* begin RECORDS SUPPLIED *
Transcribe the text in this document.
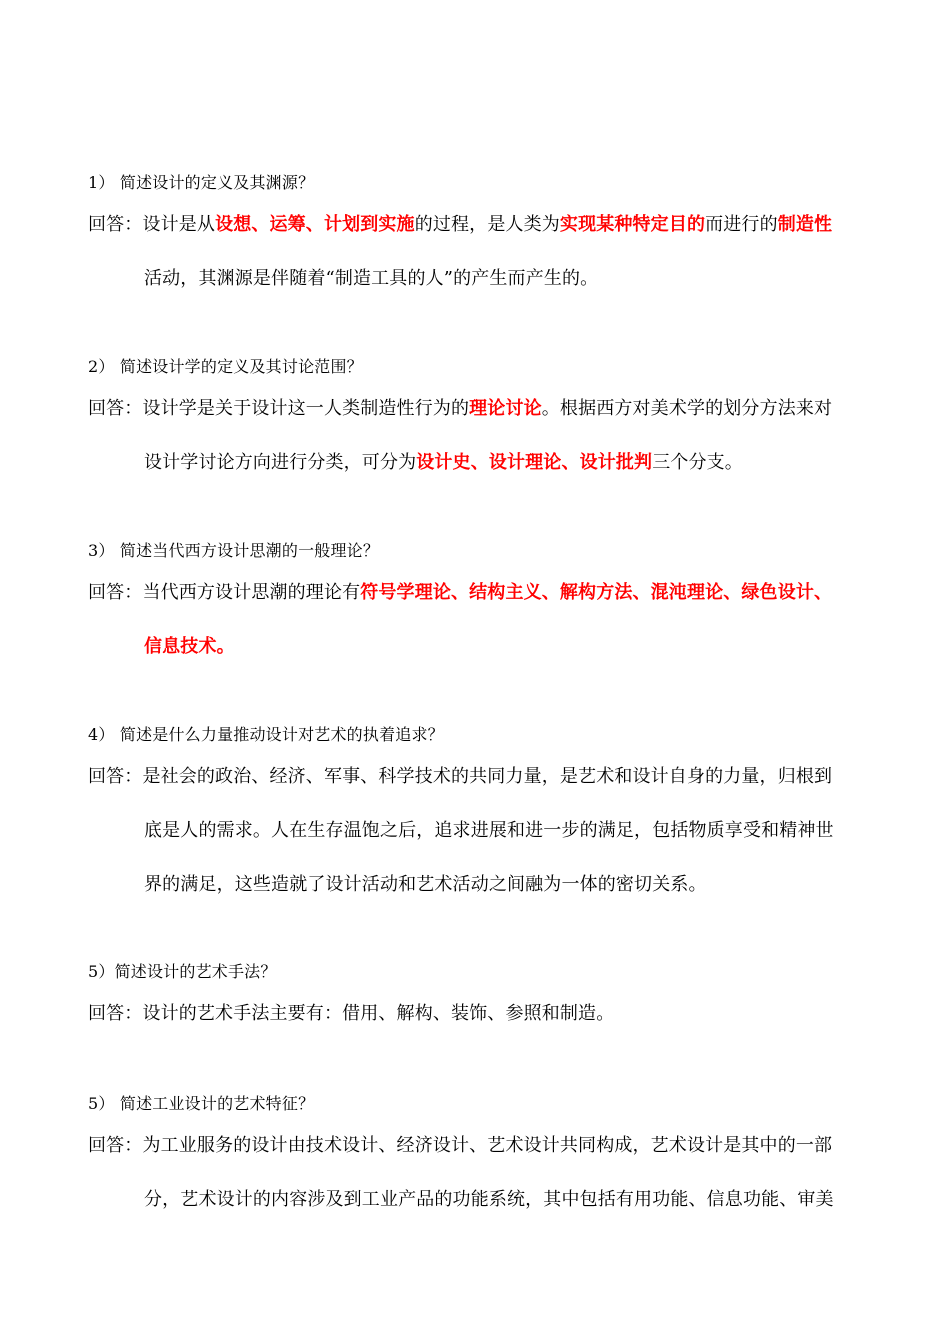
1） 简述设计的定义及其渊源？
回答：设计是从设想、运筹、计划到实施的过程，是人类为实现某种特定目的而进行的制造性
活动，其渊源是伴随着“制造工具的人”的产生而产生的。
2） 简述设计学的定义及其讨论范围？
回答：设计学是关于设计这一人类制造性行为的理论讨论。根据西方对美术学的划分方法来对
设计学讨论方向进行分类，可分为设计史、设计理论、设计批判三个分支。
3） 简述当代西方设计思潮的一般理论？
回答：当代西方设计思潮的理论有符号学理论、结构主义、解构方法、混沌理论、绿色设计、
信息技术。
4） 简述是什么力量推动设计对艺术的执着追求？
回答：是社会的政治、经济、军事、科学技术的共同力量，是艺术和设计自身的力量，归根到
底是人的需求。人在生存温饱之后，追求进展和进一步的满足，包括物质享受和精神世
界的满足，这些造就了设计活动和艺术活动之间融为一体的密切关系。
5）简述设计的艺术手法？
回答：设计的艺术手法主要有：借用、解构、装饰、参照和制造。
5） 简述工业设计的艺术特征？
回答：为工业服务的设计由技术设计、经济设计、艺术设计共同构成，艺术设计是其中的一部
分，艺术设计的内容涉及到工业产品的功能系统，其中包括有用功能、信息功能、审美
* end RECORDS SUPPLIED *
• TASK TO CARRY OUT: Print the complete listing exactly, apart from any pictures.

• EXERCISE ANSWER:
Transcribe the text in this document.
1） 简述设计的定义及其渊源？
回答：设计是从设想、运筹、计划到实施的过程，是人类为实现某种特定目的而进行的制造性
活动，其渊源是伴随着“制造工具的人”的产生而产生的。
2） 简述设计学的定义及其讨论范围？
回答：设计学是关于设计这一人类制造性行为的理论讨论。根据西方对美术学的划分方法来对
设计学讨论方向进行分类，可分为设计史、设计理论、设计批判三个分支。
3） 简述当代西方设计思潮的一般理论？
回答：当代西方设计思潮的理论有符号学理论、结构主义、解构方法、混沌理论、绿色设计、
信息技术。
4） 简述是什么力量推动设计对艺术的执着追求？
回答：是社会的政治、经济、军事、科学技术的共同力量，是艺术和设计自身的力量，归根到
底是人的需求。人在生存温饱之后，追求进展和进一步的满足，包括物质享受和精神世
界的满足，这些造就了设计活动和艺术活动之间融为一体的密切关系。
5）简述设计的艺术手法？
回答：设计的艺术手法主要有：借用、解构、装饰、参照和制造。
5） 简述工业设计的艺术特征？
回答：为工业服务的设计由技术设计、经济设计、艺术设计共同构成，艺术设计是其中的一部
分，艺术设计的内容涉及到工业产品的功能系统，其中包括有用功能、信息功能、审美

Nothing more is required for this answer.